## [WHAT NEEDS TO BE DONE]
Every record below should be written out exactly; pictures stay out.

(Stored data)
______________________________
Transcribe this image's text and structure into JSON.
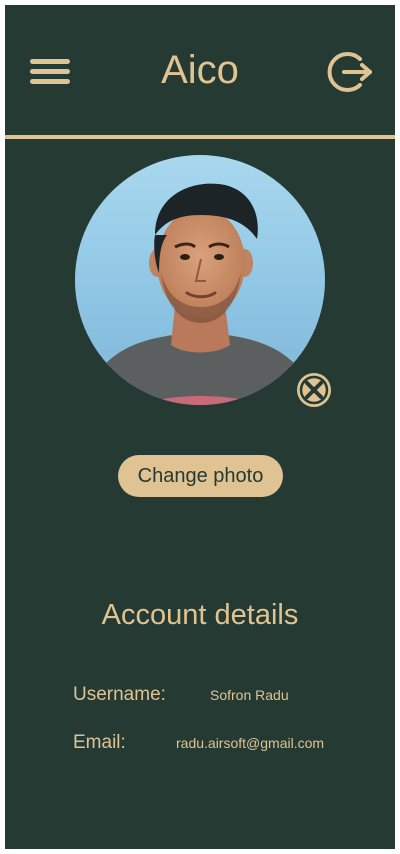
{
  "app": {
    "title": "Aico",
    "colors": {
      "background": "#243a33",
      "accent": "#dfc393",
      "outer": "#ffffff"
    }
  },
  "header": {
    "menu_icon": "hamburger-menu-icon",
    "logout_icon": "logout-icon"
  },
  "profile": {
    "photo_alt": "profile-photo",
    "remove_icon": "close-circle-icon",
    "change_photo_label": "Change photo"
  },
  "account": {
    "section_title": "Account details",
    "username_label": "Username:",
    "username_value": "Sofron Radu",
    "email_label": "Email:",
    "email_value": "radu.airsoft@gmail.com"
  }
}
______________________________
## [RIGHT ANSWER]
Transcribe this image's text and structure into JSON.
{
  "app": {
    "title": "Aico",
    "colors": {
      "background": "#243a33",
      "accent": "#dfc393",
      "outer": "#ffffff"
    }
  },
  "header": {
    "menu_icon": "hamburger-menu-icon",
    "logout_icon": "logout-icon"
  },
  "profile": {
    "photo_alt": "profile-photo",
    "remove_icon": "close-circle-icon",
    "change_photo_label": "Change photo"
  },
  "account": {
    "section_title": "Account details",
    "username_label": "Username:",
    "username_value": "Sofron Radu",
    "email_label": "Email:",
    "email_value": "radu.airsoft@gmail.com"
  }
}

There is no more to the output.